Below are records. Copy every line with "xlabel" in it.

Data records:
====

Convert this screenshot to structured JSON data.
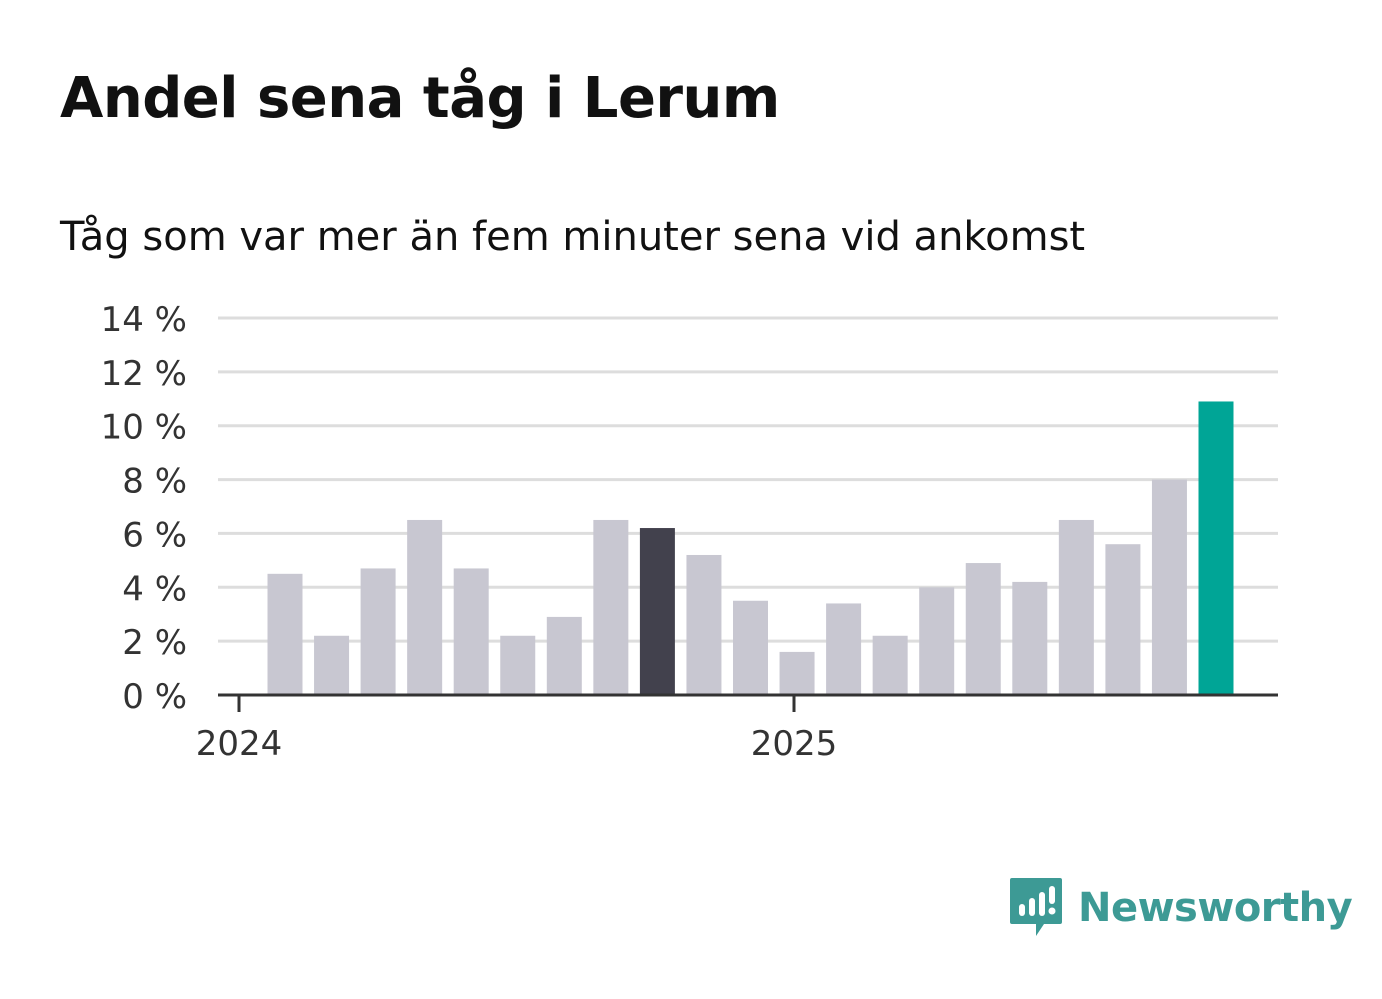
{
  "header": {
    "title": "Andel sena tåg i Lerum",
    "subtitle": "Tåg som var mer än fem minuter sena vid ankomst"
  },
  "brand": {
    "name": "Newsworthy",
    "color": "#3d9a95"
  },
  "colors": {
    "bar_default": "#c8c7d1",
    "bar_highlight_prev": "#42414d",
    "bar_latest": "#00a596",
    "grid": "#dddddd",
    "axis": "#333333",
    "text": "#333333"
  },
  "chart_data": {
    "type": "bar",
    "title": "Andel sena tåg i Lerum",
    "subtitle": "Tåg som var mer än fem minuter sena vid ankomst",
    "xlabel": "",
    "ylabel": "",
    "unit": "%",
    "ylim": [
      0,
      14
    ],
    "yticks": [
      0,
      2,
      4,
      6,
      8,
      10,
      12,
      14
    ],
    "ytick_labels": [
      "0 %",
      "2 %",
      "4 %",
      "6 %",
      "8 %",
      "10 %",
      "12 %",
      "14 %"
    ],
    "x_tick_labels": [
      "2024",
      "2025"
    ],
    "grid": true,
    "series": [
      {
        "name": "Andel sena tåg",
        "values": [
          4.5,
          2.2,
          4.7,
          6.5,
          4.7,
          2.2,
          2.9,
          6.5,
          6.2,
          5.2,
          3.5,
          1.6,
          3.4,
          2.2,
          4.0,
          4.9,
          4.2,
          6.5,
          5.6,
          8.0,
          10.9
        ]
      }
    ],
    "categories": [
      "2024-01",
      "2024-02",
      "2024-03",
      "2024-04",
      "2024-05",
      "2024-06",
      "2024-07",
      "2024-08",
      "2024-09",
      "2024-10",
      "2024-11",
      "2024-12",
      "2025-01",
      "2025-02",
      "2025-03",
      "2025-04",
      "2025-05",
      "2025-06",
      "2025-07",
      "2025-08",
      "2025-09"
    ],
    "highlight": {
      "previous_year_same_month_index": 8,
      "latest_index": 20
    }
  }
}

====

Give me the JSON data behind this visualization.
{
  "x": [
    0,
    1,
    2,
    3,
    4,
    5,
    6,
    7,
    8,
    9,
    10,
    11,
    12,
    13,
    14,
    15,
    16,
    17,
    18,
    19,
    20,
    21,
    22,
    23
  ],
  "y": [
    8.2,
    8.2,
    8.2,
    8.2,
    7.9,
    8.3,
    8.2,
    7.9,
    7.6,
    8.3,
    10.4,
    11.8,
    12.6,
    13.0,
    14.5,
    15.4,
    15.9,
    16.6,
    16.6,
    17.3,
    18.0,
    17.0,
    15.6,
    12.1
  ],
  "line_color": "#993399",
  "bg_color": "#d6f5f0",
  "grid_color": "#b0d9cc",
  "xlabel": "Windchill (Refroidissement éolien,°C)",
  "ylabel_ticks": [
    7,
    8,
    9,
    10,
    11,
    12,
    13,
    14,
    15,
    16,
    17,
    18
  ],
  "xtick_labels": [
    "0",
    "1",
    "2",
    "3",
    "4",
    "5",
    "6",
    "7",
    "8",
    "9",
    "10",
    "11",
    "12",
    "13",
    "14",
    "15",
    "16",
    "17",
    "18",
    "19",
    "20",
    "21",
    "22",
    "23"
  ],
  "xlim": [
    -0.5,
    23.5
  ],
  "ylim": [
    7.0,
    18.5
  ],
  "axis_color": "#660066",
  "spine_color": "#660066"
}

====

• **Written response**:
    "xlabel": "",
  "xlabel": "Windchill (Refroidissement éolien,°C)",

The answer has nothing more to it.